BEGIN Record list

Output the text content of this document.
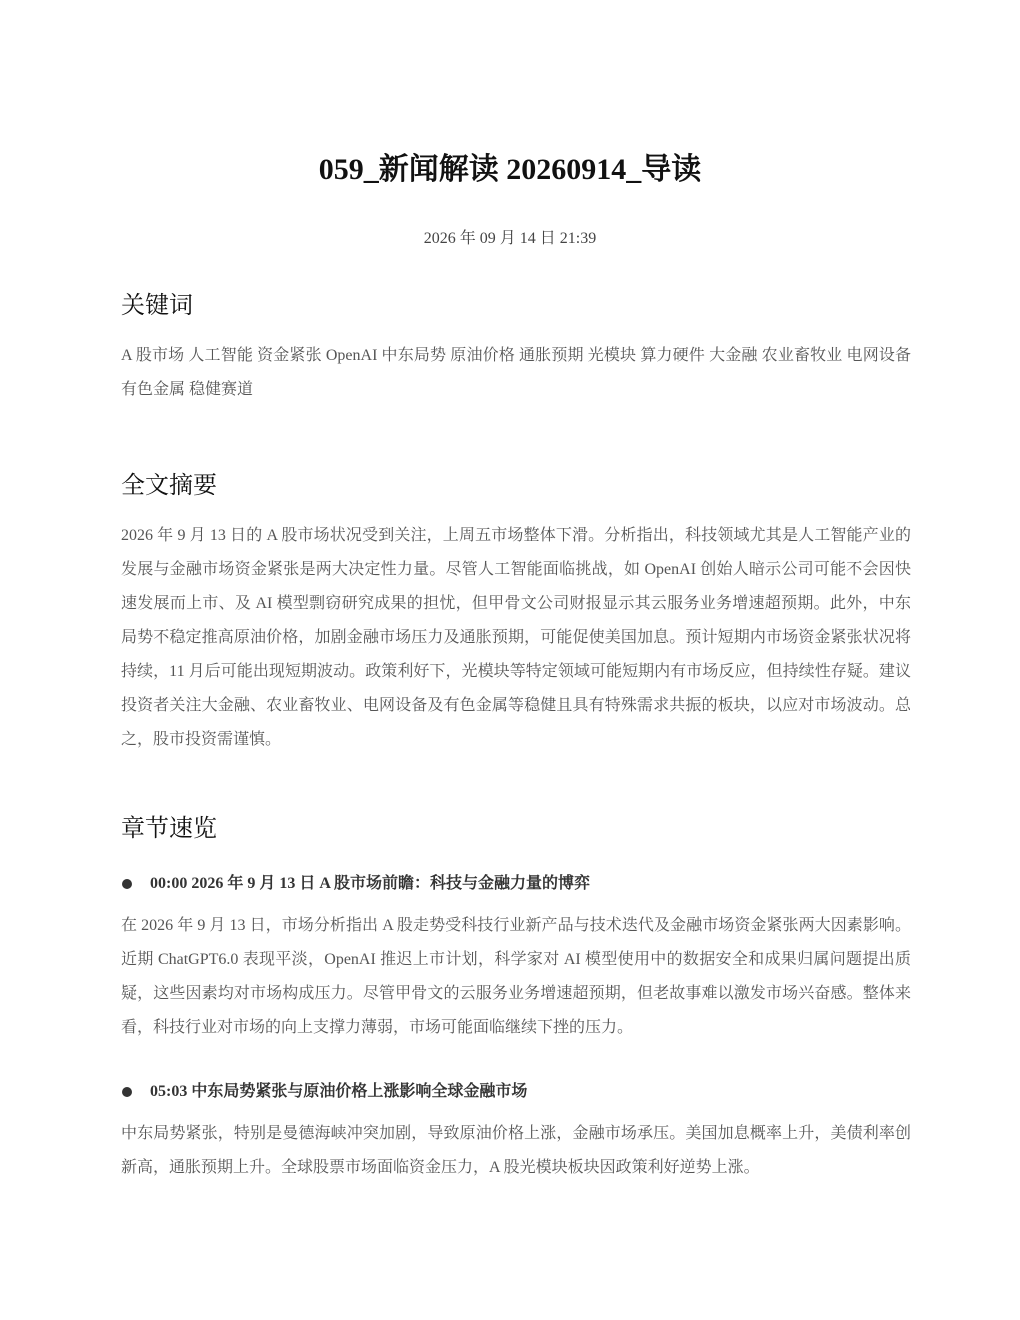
059_新闻解读 20260914_导读
2026 年 09 月 14 日 21:39
关键词

A 股市场 人工智能 资金紧张 OpenAI 中东局势 原油价格 通胀预期 光模块 算力硬件 大金融 农业畜牧业 电网设备 有色金属 稳健赛道

全文摘要

2026 年 9 月 13 日的 A 股市场状况受到关注，上周五市场整体下滑。分析指出，科技领域尤其是人工智能产业的发展与金融市场资金紧张是两大决定性力量。尽管人工智能面临挑战，如 OpenAI 创始人暗示公司可能不会因快速发展而上市、及 AI 模型剽窃研究成果的担忧，但甲骨文公司财报显示其云服务业务增速超预期。此外，中东局势不稳定推高原油价格，加剧金融市场压力及通胀预期，可能促使美国加息。预计短期内市场资金紧张状况将持续，11 月后可能出现短期波动。政策利好下，光模块等特定领域可能短期内有市场反应，但持续性存疑。建议投资者关注大金融、农业畜牧业、电网设备及有色金属等稳健且具有特殊需求共振的板块，以应对市场波动。总之，股市投资需谨慎。

章节速览
00:00 2026 年 9 月 13 日 A 股市场前瞻：科技与金融力量的博弈

在 2026 年 9 月 13 日，市场分析指出 A 股走势受科技行业新产品与技术迭代及金融市场资金紧张两大因素影响。近期 ChatGPT6.0 表现平淡，OpenAI 推迟上市计划，科学家对 AI 模型使用中的数据安全和成果归属问题提出质疑，这些因素均对市场构成压力。尽管甲骨文的云服务业务增速超预期，但老故事难以激发市场兴奋感。整体来看，科技行业对市场的向上支撑力薄弱，市场可能面临继续下挫的压力。

05:03 中东局势紧张与原油价格上涨影响全球金融市场

中东局势紧张，特别是曼德海峡冲突加剧，导致原油价格上涨，金融市场承压。美国加息概率上升，美债利率创新高，通胀预期上升。全球股票市场面临资金压力，A 股光模块板块因政策利好逆势上涨。
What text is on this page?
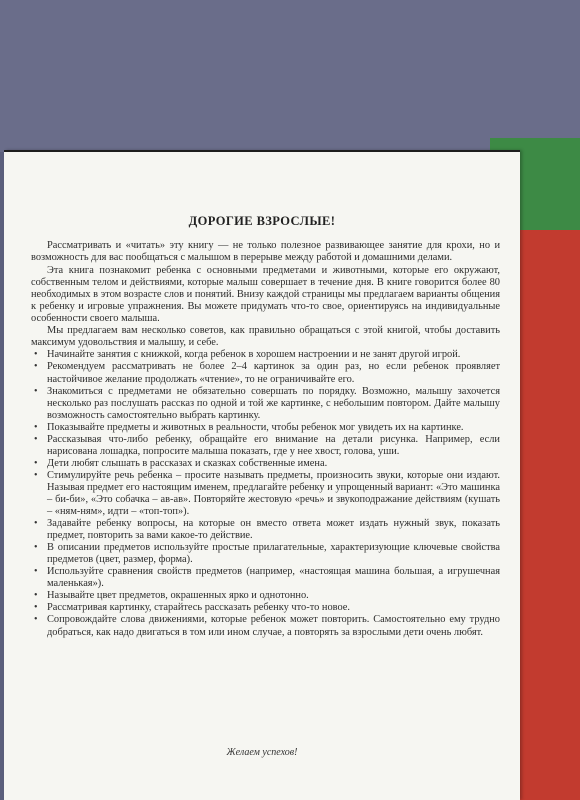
ДОРОГИЕ ВЗРОСЛЫЕ!

Рассматривать и «читать» эту книгу — не только полезное развивающее занятие для крохи, но и возможность для вас пообщаться с малышом в перерыве между работой и домашними делами.

Эта книга познакомит ребенка с основными предметами и животными, которые его окружают, собственным телом и действиями, которые малыш совершает в течение дня. В книге говорится более 80 необходимых в этом возрасте слов и понятий. Внизу каждой страницы мы предлагаем варианты общения к ребенку и игровые упражнения. Вы можете придумать что-то свое, ориентируясь на индивидуальные особенности своего малыша.

Мы предлагаем вам несколько советов, как правильно обращаться с этой книгой, чтобы доставить максимум удовольствия и малышу, и себе.

• Начинайте занятия с книжкой, когда ребенок в хорошем настроении и не занят другой игрой.
• Рекомендуем рассматривать не более 2–4 картинок за один раз, но если ребенок проявляет настойчивое желание продолжать «чтение», то не ограничивайте его.
• Знакомиться с предметами не обязательно совершать по порядку. Возможно, малышу захочется несколько раз послушать рассказ по одной и той же картинке, с небольшим повтором. Дайте малышу возможность самостоятельно выбрать картинку.
• Показывайте предметы и животных в реальности, чтобы ребенок мог увидеть их на картинке.
• Рассказывая что-либо ребенку, обращайте его внимание на детали рисунка. Например, если нарисована лошадка, попросите малыша показать, где у нее хвост, голова, уши.
• Дети любят слышать в рассказах и сказках собственные имена.
• Стимулируйте речь ребенка – просите называть предметы, произносить звуки, которые они издают. Называя предмет его настоящим именем, предлагайте ребенку и упрощенный вариант: «Это машинка – би-би», «Это собачка – ав-ав». Повторяйте жестовую «речь» и звукоподражание действиям (кушать – «ням-ням», идти – «топ-топ»).
• Задавайте ребенку вопросы, на которые он вместо ответа может издать нужный звук, показать предмет, повторить за вами какое-то действие.
• В описании предметов используйте простые прилагательные, характеризующие ключевые свойства предметов (цвет, размер, форма).
• Используйте сравнения свойств предметов (например, «настоящая машина большая, а игрушечная маленькая»).
• Называйте цвет предметов, окрашенных ярко и однотонно.
• Рассматривая картинку, старайтесь рассказать ребенку что-то новое.
• Сопровождайте слова движениями, которые ребенок может повторить. Самостоятельно ему трудно добраться, как надо двигаться в том или ином случае, а повторять за взрослыми дети очень любят.
Желаем успехов!
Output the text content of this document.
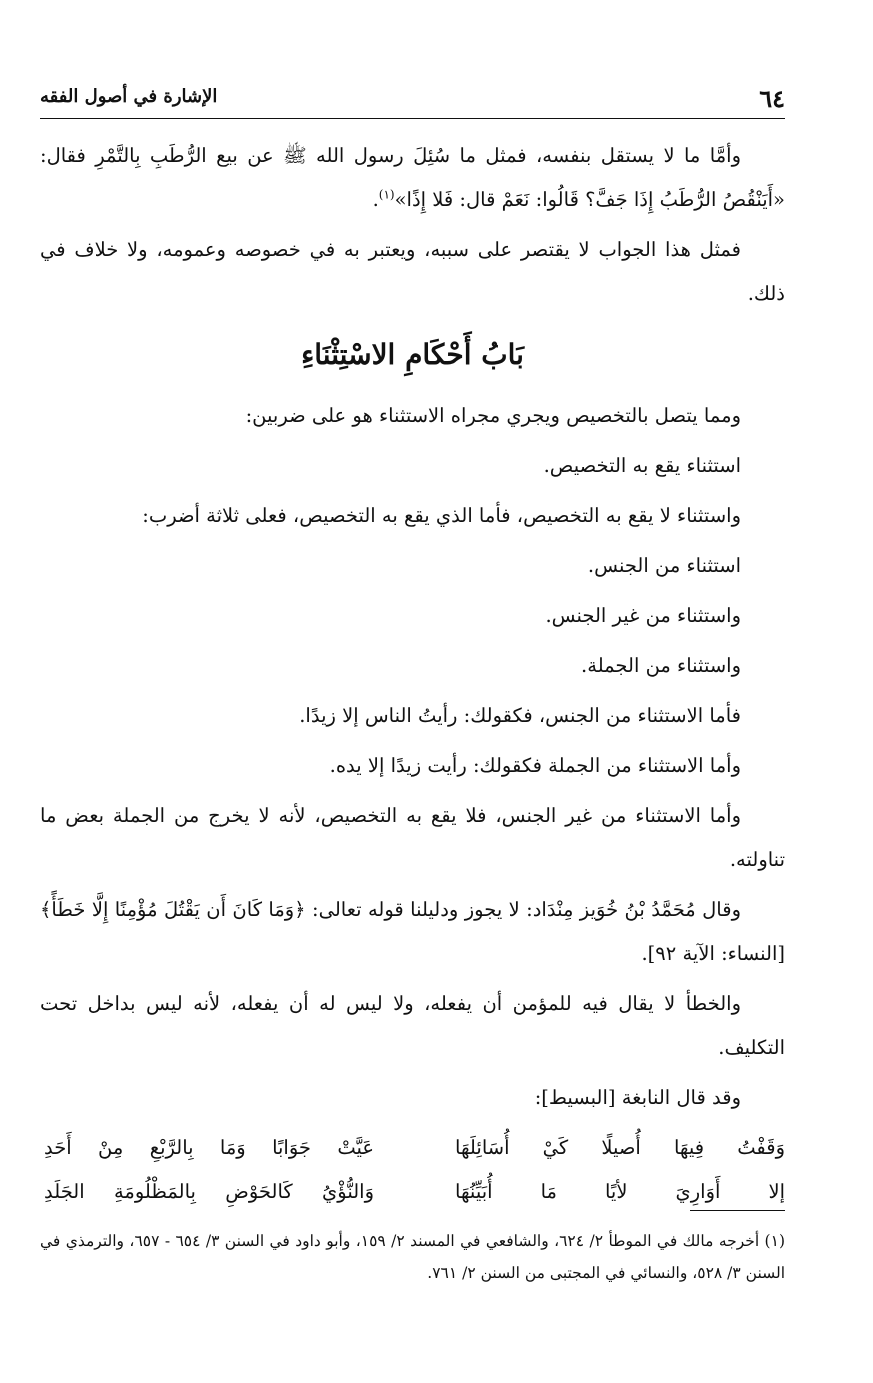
٦٤
الإشارة في أصول الفقه

وأمَّا ما لا يستقل بنفسه، فمثل ما سُئِلَ رسول الله ﷺ عن بيع الرُّطَبِ بِالتَّمْرِ فقال: «أَيَنْقُصُ الرُّطَبُ إِذَا جَفَّ؟ قَالُوا: نَعَمْ قال: فَلا إِذًا»$^{(١)}$.

فمثل هذا الجواب لا يقتصر على سببه، ويعتبر به في خصوصه وعمومه، ولا خلاف في ذلك.

بَابُ أَحْكَامِ الاسْتِثْنَاءِ

ومما يتصل بالتخصيص ويجري مجراه الاستثناء هو على ضربين:

استثناء يقع به التخصيص.

واستثناء لا يقع به التخصيص، فأما الذي يقع به التخصيص، فعلى ثلاثة أضرب:

استثناء من الجنس.

واستثناء من غير الجنس.

واستثناء من الجملة.

فأما الاستثناء من الجنس، فكقولك: رأيتُ الناس إلا زيدًا.

وأما الاستثناء من الجملة فكقولك: رأيت زيدًا إلا يده.

وأما الاستثناء من غير الجنس، فلا يقع به التخصيص، لأنه لا يخرج من الجملة بعض ما تناولته.

وقال مُحَمَّدُ بْنُ خُوَيز مِنْدَاد: لا يجوز ودليلنا قوله تعالى: ﴿وَمَا كَانَ أَن يَقْتُلَ مُؤْمِنًا إِلَّا خَطَأً﴾ [النساء: الآية ٩٢].

والخطأ لا يقال فيه للمؤمن أن يفعله، ولا ليس له أن يفعله، لأنه ليس بداخل تحت التكليف.

وقد قال النابغة [البسيط]:

وَقَفْتُ فِيهَا أُصيلًا كَيْ أُسَائِلَهَا
عَيَّتْ جَوَابًا وَمَا بِالرَّبْعِ مِنْ أَحَدِ
إلا أَوَارِيَ لأيًا مَا أُبَيِّنُهَا
وَالنُّؤْيُ كَالحَوْضِ بِالمَظْلُومَةِ الجَلَدِ

(١) أخرجه مالك في الموطأ ٢/ ٦٢٤، والشافعي في المسند ٢/ ١٥٩، وأبو داود في السنن ٣/ ٦٥٤ - ٦٥٧، والترمذي في السنن ٣/ ٥٢٨، والنسائي في المجتبى من السنن ٢/ ٧٦١.
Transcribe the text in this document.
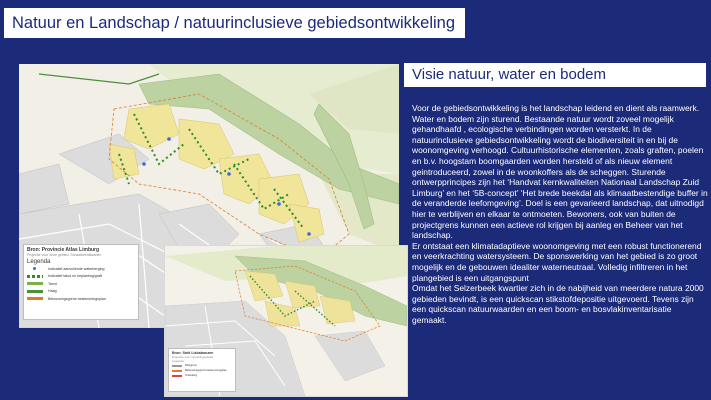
Natuur en Landschap / natuurinclusieve gebiedsontwikkeling
Bron: Provincie Atlas Limburg
Projectie voor onze gebied: Schaalbeeldkaarten
Legenda
Indicatief aanvullende waterberging
Indicatief talud en beplanting/graft
Tarvd
Haag
Bebouwingsgrens bestemmingsplan
Bron: Smit Lisbabonzen
Projectie voor inpassingsstudie
Legenda
Plangrens
Bebouwingsgrens bestemmingsplan
Ontsluiting
Visie natuur, water en bodem

Voor de gebiedsontwikkeling is het landschap leidend en dient als raamwerk. Water en bodem zijn sturend. Bestaande natuur wordt zoveel mogelijk gehandhaafd , ecologische verbindingen worden versterkt. In de natuurinclusieve gebiedsontwikkeling wordt de biodiversiteit in en bij de woonomgeving verhoogd. Cultuurhistorische elementen, zoals graften, poelen en b.v. hoogstam boomgaarden worden hersteld of als nieuw element geintroduceerd, zowel in de woonkoffers als de scheggen. Sturende ontwerpprincipes zijn het ‘Handvat kernkwaliteiten Nationaal Landschap Zuid Limburg’ en het ‘5B-concept’ ‘Het brede beekdal als klimaatbestendige buffer in de veranderde leefomgeving’. Doel is een gevarieerd landschap, dat uitnodigd hier te verblijven en elkaar te ontmoeten. Bewoners, ook van buiten de projectgrens kunnen een actieve rol krijgen bij aanleg en Beheer van het landschap.

Er ontstaat een klimatadaptieve woonomgeving met een robust functionerend en veerkrachting watersysteem. De sponswerking van het gebied is zo groot mogelijk en de gebouwen idealiter waterneutraal. Volledig infiltreren in het plangebied is een uitgangspunt

Omdat het Selzerbeek kwartier zich in de nabijheid van meerdere natura 2000 gebieden bevindt, is een quickscan stikstofdepositie uitgevoerd. Tevens zijn een quickscan natuurwaarden en een boom- en bosvlakinventarisatie gemaakt.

END Record list

=== Work required ===
Give again the lines from the line that contains "Transcribe the text in this document." through the last line of the material above, exactly and with both ends included. Omit the pictures.

=== Output for this exercise ===
Transcribe the text in this document.
Natuur en Landschap / natuurinclusieve gebiedsontwikkeling
Bron: Provincie Atlas Limburg
Projectie voor onze gebied: Schaalbeeldkaarten
Legenda
Indicatief aanvullende waterberging
Indicatief talud en beplanting/graft
Tarvd
Haag
Bebouwingsgrens bestemmingsplan
Bron: Smit Lisbabonzen
Projectie voor inpassingsstudie
Legenda
Plangrens
Bebouwingsgrens bestemmingsplan
Ontsluiting
Visie natuur, water en bodem

Voor de gebiedsontwikkeling is het landschap leidend en dient als raamwerk. Water en bodem zijn sturend. Bestaande natuur wordt zoveel mogelijk gehandhaafd , ecologische verbindingen worden versterkt. In de natuurinclusieve gebiedsontwikkeling wordt de biodiversiteit in en bij de woonomgeving verhoogd. Cultuurhistorische elementen, zoals graften, poelen en b.v. hoogstam boomgaarden worden hersteld of als nieuw element geintroduceerd, zowel in de woonkoffers als de scheggen. Sturende ontwerpprincipes zijn het ‘Handvat kernkwaliteiten Nationaal Landschap Zuid Limburg’ en het ‘5B-concept’ ‘Het brede beekdal als klimaatbestendige buffer in de veranderde leefomgeving’. Doel is een gevarieerd landschap, dat uitnodigd hier te verblijven en elkaar te ontmoeten. Bewoners, ook van buiten de projectgrens kunnen een actieve rol krijgen bij aanleg en Beheer van het landschap.

Er ontstaat een klimatadaptieve woonomgeving met een robust functionerend en veerkrachting watersysteem. De sponswerking van het gebied is zo groot mogelijk en de gebouwen idealiter waterneutraal. Volledig infiltreren in het plangebied is een uitgangspunt

Omdat het Selzerbeek kwartier zich in de nabijheid van meerdere natura 2000 gebieden bevindt, is een quickscan stikstofdepositie uitgevoerd. Tevens zijn een quickscan natuurwaarden en een boom- en bosvlakinventarisatie gemaakt.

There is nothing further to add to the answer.